What you are asked to do: In the listing below, pick out lines with "Relatórios".

○ ○ ○ ○ ○ ○ ○

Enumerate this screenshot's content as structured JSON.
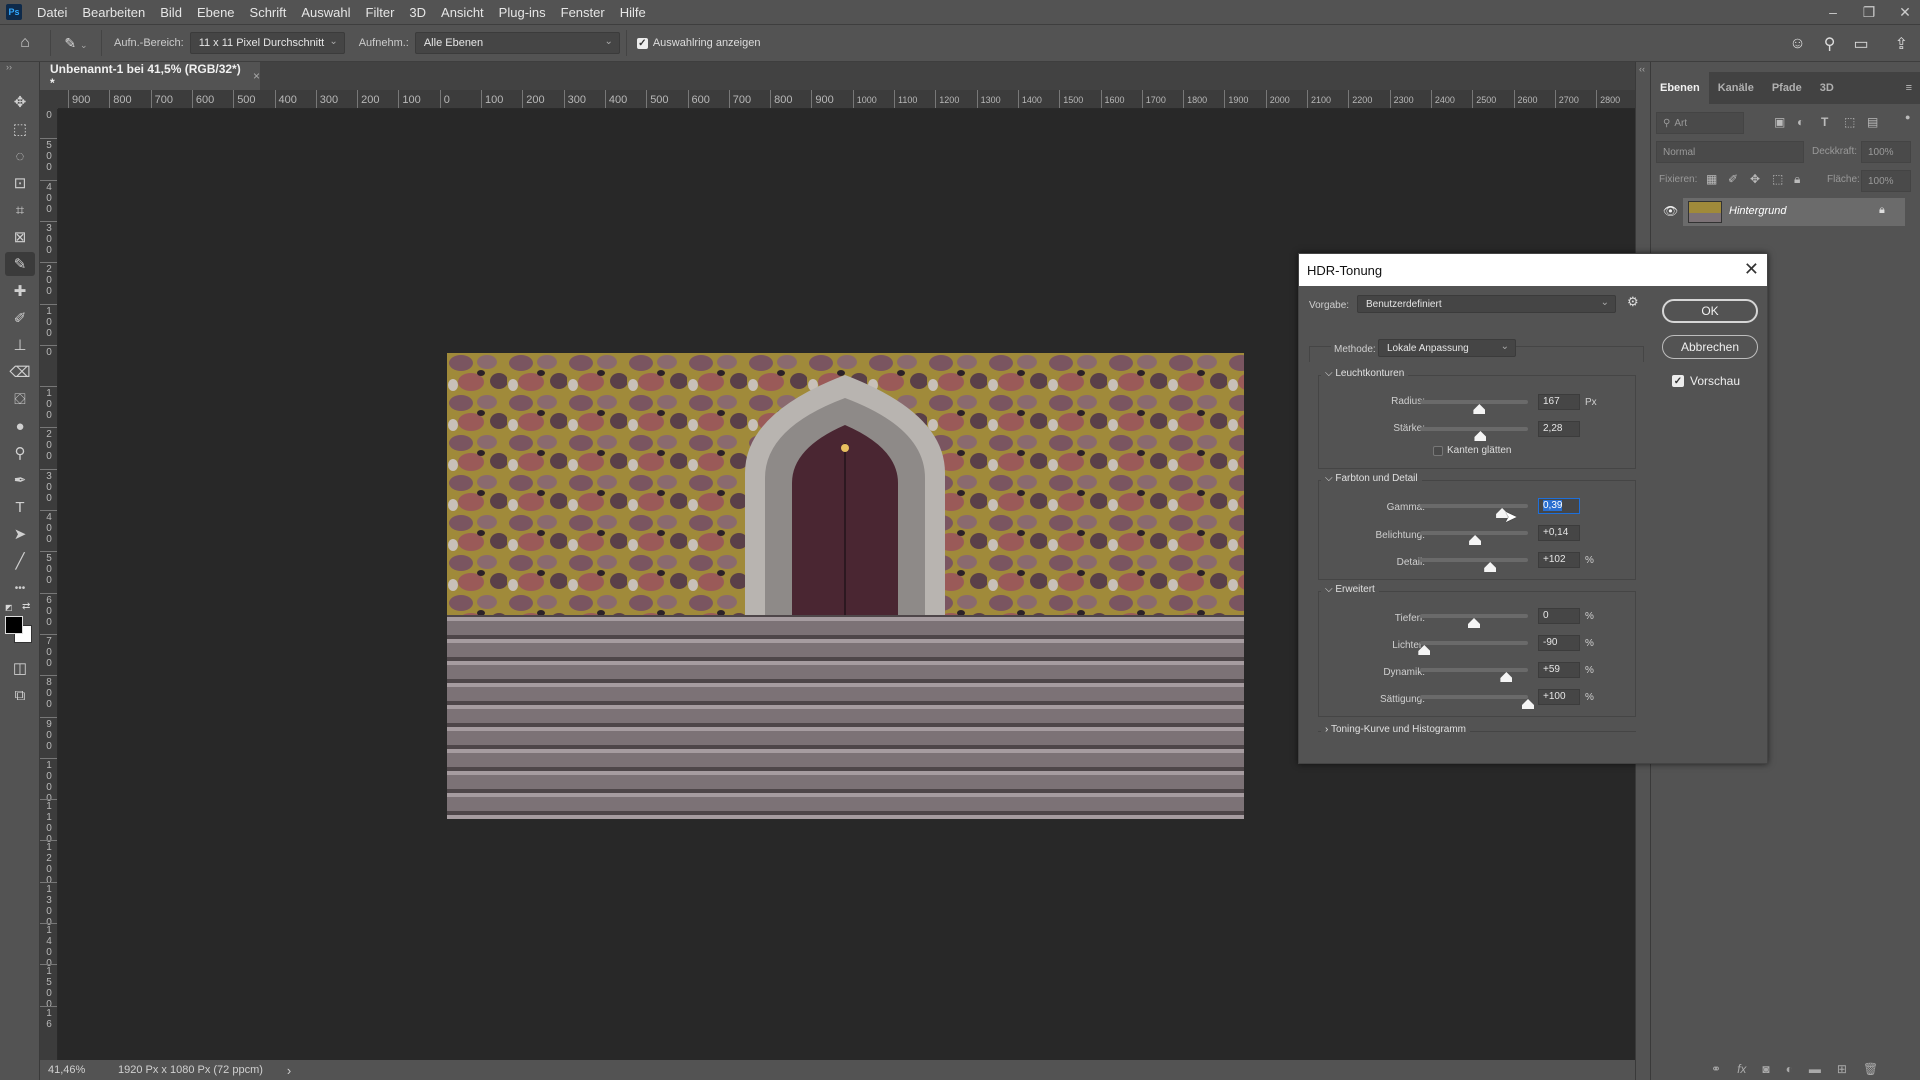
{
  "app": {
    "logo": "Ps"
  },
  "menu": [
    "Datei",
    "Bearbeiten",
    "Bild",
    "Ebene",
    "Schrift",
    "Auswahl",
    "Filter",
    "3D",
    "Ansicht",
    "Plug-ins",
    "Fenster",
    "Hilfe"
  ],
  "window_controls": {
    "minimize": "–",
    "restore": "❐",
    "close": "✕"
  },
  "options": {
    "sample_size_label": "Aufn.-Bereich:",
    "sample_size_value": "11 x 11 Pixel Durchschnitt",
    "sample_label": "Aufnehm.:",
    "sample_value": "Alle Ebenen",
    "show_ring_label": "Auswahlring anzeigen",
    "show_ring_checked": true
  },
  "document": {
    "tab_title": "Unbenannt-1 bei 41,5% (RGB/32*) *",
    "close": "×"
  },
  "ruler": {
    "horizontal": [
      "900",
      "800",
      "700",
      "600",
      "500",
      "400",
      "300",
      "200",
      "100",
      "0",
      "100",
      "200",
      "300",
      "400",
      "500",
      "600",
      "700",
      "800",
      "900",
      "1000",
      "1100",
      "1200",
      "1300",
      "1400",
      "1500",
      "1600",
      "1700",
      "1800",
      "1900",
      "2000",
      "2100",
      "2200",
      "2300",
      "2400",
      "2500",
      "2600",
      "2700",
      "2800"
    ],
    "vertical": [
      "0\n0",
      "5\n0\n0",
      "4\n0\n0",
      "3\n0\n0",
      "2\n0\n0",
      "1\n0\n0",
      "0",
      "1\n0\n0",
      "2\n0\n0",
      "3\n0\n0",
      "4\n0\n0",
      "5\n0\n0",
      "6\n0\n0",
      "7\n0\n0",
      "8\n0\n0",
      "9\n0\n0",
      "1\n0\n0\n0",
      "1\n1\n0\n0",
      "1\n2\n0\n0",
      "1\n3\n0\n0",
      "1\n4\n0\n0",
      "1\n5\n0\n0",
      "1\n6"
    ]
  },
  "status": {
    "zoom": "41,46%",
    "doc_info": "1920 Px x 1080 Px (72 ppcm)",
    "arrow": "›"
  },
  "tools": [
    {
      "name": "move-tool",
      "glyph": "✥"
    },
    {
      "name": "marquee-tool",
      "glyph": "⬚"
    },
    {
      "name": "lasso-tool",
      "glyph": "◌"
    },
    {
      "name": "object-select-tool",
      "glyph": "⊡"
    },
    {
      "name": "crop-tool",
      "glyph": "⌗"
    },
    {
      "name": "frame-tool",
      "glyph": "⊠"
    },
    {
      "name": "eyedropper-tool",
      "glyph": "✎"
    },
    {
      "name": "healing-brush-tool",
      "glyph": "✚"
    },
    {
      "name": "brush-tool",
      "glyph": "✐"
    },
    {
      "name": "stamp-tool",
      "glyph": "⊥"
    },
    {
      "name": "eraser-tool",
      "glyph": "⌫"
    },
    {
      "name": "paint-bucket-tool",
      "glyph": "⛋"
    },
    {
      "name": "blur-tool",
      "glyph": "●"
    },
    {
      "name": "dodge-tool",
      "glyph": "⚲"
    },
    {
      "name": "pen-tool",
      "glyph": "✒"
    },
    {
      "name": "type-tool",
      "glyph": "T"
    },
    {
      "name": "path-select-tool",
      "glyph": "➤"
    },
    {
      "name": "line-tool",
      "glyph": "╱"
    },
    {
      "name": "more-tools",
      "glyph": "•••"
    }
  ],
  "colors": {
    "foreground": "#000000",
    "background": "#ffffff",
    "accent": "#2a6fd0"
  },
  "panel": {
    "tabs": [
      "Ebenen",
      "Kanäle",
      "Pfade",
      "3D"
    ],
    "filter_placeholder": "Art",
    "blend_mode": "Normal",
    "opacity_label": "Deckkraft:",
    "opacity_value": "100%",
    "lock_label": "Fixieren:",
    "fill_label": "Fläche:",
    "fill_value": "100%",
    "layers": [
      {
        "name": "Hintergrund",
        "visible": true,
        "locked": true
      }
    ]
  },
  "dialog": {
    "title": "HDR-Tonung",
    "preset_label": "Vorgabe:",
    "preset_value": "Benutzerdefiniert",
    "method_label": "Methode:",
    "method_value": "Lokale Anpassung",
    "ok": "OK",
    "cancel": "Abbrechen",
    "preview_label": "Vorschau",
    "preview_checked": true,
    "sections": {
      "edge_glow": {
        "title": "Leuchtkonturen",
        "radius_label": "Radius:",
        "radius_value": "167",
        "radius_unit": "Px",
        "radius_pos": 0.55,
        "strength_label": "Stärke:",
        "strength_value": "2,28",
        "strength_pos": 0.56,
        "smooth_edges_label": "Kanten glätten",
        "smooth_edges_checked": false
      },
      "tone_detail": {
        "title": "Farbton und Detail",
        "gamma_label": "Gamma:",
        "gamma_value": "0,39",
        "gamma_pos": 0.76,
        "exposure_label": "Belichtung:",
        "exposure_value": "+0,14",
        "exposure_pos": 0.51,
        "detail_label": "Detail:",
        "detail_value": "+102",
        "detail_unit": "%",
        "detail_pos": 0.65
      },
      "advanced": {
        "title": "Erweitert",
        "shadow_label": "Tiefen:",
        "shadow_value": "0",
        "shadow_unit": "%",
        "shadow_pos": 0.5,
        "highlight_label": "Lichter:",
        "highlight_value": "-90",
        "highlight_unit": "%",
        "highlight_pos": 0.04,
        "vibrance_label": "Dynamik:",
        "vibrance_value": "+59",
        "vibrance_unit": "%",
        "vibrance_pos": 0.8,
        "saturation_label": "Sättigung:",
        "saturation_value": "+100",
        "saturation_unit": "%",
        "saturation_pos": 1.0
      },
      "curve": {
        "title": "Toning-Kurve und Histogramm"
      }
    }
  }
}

○ ○ ○ ○ ○ ○ ○

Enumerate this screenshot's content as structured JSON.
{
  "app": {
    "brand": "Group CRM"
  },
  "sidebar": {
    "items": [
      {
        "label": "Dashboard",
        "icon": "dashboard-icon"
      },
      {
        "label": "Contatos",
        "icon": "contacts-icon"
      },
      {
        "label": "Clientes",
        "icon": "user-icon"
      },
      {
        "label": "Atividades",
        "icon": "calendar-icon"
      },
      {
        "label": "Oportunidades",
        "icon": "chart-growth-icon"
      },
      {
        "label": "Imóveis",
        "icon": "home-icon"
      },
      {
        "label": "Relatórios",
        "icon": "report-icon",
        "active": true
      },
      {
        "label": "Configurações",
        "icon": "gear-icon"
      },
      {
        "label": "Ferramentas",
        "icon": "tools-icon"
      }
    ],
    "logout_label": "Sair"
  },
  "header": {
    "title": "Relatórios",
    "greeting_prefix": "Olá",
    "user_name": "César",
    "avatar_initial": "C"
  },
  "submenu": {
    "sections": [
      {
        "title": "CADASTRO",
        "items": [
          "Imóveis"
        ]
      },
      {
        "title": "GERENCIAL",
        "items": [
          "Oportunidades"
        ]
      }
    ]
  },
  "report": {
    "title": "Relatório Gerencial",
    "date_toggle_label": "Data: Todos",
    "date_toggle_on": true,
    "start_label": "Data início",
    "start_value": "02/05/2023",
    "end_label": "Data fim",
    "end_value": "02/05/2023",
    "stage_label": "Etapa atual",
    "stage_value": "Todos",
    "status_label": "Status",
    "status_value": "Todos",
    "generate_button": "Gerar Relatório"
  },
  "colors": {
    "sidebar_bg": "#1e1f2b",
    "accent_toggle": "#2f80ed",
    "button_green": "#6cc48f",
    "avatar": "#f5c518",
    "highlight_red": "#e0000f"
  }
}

○ ○ ○ ○ ○ ○ ○

Task response:
        "label": "Relatórios",
    "title": "Relatórios",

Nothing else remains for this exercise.